▸ Work to complete
Each entry must be printed again without a single change.

▸ Supplied material
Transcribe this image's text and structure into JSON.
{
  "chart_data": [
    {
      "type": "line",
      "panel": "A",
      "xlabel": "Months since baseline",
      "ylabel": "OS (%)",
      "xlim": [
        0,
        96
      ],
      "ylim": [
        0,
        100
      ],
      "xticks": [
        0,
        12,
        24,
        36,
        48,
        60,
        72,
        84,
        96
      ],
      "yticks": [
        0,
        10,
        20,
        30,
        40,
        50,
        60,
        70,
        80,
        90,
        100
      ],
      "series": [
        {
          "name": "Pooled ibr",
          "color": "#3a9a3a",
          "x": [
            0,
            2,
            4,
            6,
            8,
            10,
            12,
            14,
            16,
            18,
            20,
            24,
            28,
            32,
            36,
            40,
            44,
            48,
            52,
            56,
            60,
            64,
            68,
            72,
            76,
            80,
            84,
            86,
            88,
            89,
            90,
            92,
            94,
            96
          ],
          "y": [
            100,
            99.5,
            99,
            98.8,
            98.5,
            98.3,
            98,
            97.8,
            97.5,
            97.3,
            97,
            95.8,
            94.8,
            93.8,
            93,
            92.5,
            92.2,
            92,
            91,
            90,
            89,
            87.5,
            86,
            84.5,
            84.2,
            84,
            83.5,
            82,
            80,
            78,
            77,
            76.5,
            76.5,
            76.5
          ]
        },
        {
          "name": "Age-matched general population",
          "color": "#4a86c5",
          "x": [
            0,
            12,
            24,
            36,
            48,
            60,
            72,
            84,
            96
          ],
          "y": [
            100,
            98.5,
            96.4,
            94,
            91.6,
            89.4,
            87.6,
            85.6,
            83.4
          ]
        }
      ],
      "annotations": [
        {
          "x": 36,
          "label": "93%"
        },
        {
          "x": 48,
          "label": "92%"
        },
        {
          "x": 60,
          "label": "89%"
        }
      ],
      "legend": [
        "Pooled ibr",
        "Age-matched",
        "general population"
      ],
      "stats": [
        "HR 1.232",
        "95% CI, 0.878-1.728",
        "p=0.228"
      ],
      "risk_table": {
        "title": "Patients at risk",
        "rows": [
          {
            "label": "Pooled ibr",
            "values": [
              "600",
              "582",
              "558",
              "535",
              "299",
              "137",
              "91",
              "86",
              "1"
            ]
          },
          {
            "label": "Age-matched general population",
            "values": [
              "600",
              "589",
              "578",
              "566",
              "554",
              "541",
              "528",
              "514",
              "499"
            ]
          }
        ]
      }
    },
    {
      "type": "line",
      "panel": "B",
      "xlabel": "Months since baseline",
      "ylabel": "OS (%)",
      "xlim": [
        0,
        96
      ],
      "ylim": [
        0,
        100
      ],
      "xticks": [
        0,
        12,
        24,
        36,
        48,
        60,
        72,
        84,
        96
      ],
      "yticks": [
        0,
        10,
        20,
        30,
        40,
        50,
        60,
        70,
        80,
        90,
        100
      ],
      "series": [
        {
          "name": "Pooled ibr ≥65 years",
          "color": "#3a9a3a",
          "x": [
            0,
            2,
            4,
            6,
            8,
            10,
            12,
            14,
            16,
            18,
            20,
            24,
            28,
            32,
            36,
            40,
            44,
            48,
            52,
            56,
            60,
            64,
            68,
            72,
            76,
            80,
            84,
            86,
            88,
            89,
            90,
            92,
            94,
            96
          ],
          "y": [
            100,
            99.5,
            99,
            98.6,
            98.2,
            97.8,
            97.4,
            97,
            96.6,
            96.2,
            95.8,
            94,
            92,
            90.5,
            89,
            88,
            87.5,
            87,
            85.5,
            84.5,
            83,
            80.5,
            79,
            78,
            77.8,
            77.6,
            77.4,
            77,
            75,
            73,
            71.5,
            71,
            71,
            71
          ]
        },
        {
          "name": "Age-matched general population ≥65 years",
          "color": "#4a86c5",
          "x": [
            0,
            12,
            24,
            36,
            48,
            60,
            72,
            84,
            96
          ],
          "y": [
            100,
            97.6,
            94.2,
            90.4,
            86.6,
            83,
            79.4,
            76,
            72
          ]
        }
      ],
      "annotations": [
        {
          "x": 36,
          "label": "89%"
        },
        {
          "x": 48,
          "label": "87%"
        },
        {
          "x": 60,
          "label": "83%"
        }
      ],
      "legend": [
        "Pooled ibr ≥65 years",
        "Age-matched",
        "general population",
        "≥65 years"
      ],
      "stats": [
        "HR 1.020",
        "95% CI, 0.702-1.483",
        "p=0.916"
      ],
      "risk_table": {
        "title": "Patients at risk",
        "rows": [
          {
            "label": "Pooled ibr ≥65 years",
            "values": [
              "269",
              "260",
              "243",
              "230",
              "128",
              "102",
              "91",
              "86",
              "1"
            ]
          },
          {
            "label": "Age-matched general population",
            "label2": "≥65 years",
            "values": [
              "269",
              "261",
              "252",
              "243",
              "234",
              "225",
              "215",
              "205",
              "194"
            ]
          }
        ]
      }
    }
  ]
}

▸ Result of this exercise
Transcribe this image's text and structure into JSON.
{
  "chart_data": [
    {
      "type": "line",
      "panel": "A",
      "xlabel": "Months since baseline",
      "ylabel": "OS (%)",
      "xlim": [
        0,
        96
      ],
      "ylim": [
        0,
        100
      ],
      "xticks": [
        0,
        12,
        24,
        36,
        48,
        60,
        72,
        84,
        96
      ],
      "yticks": [
        0,
        10,
        20,
        30,
        40,
        50,
        60,
        70,
        80,
        90,
        100
      ],
      "series": [
        {
          "name": "Pooled ibr",
          "color": "#3a9a3a",
          "x": [
            0,
            2,
            4,
            6,
            8,
            10,
            12,
            14,
            16,
            18,
            20,
            24,
            28,
            32,
            36,
            40,
            44,
            48,
            52,
            56,
            60,
            64,
            68,
            72,
            76,
            80,
            84,
            86,
            88,
            89,
            90,
            92,
            94,
            96
          ],
          "y": [
            100,
            99.5,
            99,
            98.8,
            98.5,
            98.3,
            98,
            97.8,
            97.5,
            97.3,
            97,
            95.8,
            94.8,
            93.8,
            93,
            92.5,
            92.2,
            92,
            91,
            90,
            89,
            87.5,
            86,
            84.5,
            84.2,
            84,
            83.5,
            82,
            80,
            78,
            77,
            76.5,
            76.5,
            76.5
          ]
        },
        {
          "name": "Age-matched general population",
          "color": "#4a86c5",
          "x": [
            0,
            12,
            24,
            36,
            48,
            60,
            72,
            84,
            96
          ],
          "y": [
            100,
            98.5,
            96.4,
            94,
            91.6,
            89.4,
            87.6,
            85.6,
            83.4
          ]
        }
      ],
      "annotations": [
        {
          "x": 36,
          "label": "93%"
        },
        {
          "x": 48,
          "label": "92%"
        },
        {
          "x": 60,
          "label": "89%"
        }
      ],
      "legend": [
        "Pooled ibr",
        "Age-matched",
        "general population"
      ],
      "stats": [
        "HR 1.232",
        "95% CI, 0.878-1.728",
        "p=0.228"
      ],
      "risk_table": {
        "title": "Patients at risk",
        "rows": [
          {
            "label": "Pooled ibr",
            "values": [
              "600",
              "582",
              "558",
              "535",
              "299",
              "137",
              "91",
              "86",
              "1"
            ]
          },
          {
            "label": "Age-matched general population",
            "values": [
              "600",
              "589",
              "578",
              "566",
              "554",
              "541",
              "528",
              "514",
              "499"
            ]
          }
        ]
      }
    },
    {
      "type": "line",
      "panel": "B",
      "xlabel": "Months since baseline",
      "ylabel": "OS (%)",
      "xlim": [
        0,
        96
      ],
      "ylim": [
        0,
        100
      ],
      "xticks": [
        0,
        12,
        24,
        36,
        48,
        60,
        72,
        84,
        96
      ],
      "yticks": [
        0,
        10,
        20,
        30,
        40,
        50,
        60,
        70,
        80,
        90,
        100
      ],
      "series": [
        {
          "name": "Pooled ibr ≥65 years",
          "color": "#3a9a3a",
          "x": [
            0,
            2,
            4,
            6,
            8,
            10,
            12,
            14,
            16,
            18,
            20,
            24,
            28,
            32,
            36,
            40,
            44,
            48,
            52,
            56,
            60,
            64,
            68,
            72,
            76,
            80,
            84,
            86,
            88,
            89,
            90,
            92,
            94,
            96
          ],
          "y": [
            100,
            99.5,
            99,
            98.6,
            98.2,
            97.8,
            97.4,
            97,
            96.6,
            96.2,
            95.8,
            94,
            92,
            90.5,
            89,
            88,
            87.5,
            87,
            85.5,
            84.5,
            83,
            80.5,
            79,
            78,
            77.8,
            77.6,
            77.4,
            77,
            75,
            73,
            71.5,
            71,
            71,
            71
          ]
        },
        {
          "name": "Age-matched general population ≥65 years",
          "color": "#4a86c5",
          "x": [
            0,
            12,
            24,
            36,
            48,
            60,
            72,
            84,
            96
          ],
          "y": [
            100,
            97.6,
            94.2,
            90.4,
            86.6,
            83,
            79.4,
            76,
            72
          ]
        }
      ],
      "annotations": [
        {
          "x": 36,
          "label": "89%"
        },
        {
          "x": 48,
          "label": "87%"
        },
        {
          "x": 60,
          "label": "83%"
        }
      ],
      "legend": [
        "Pooled ibr ≥65 years",
        "Age-matched",
        "general population",
        "≥65 years"
      ],
      "stats": [
        "HR 1.020",
        "95% CI, 0.702-1.483",
        "p=0.916"
      ],
      "risk_table": {
        "title": "Patients at risk",
        "rows": [
          {
            "label": "Pooled ibr ≥65 years",
            "values": [
              "269",
              "260",
              "243",
              "230",
              "128",
              "102",
              "91",
              "86",
              "1"
            ]
          },
          {
            "label": "Age-matched general population",
            "label2": "≥65 years",
            "values": [
              "269",
              "261",
              "252",
              "243",
              "234",
              "225",
              "215",
              "205",
              "194"
            ]
          }
        ]
      }
    }
  ]
}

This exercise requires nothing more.